Where a line of the material contains the string "CHAPTER", copy that line.

Dataset rows:
☆ ☆ ☆ ☆ ☆

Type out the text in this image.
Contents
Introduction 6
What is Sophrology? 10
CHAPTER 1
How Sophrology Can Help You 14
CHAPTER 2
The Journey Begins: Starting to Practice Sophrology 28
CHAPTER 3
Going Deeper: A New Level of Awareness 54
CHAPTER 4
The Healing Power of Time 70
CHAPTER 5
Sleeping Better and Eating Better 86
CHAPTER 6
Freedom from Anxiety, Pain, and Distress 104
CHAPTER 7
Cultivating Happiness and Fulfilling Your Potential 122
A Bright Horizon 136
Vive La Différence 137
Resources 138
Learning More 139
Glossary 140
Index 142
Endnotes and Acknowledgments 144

☆ ☆ ☆ ☆ ☆

SOLVED PROBLEM =
CHAPTER 1
CHAPTER 2
CHAPTER 3
CHAPTER 4
CHAPTER 5
CHAPTER 6
CHAPTER 7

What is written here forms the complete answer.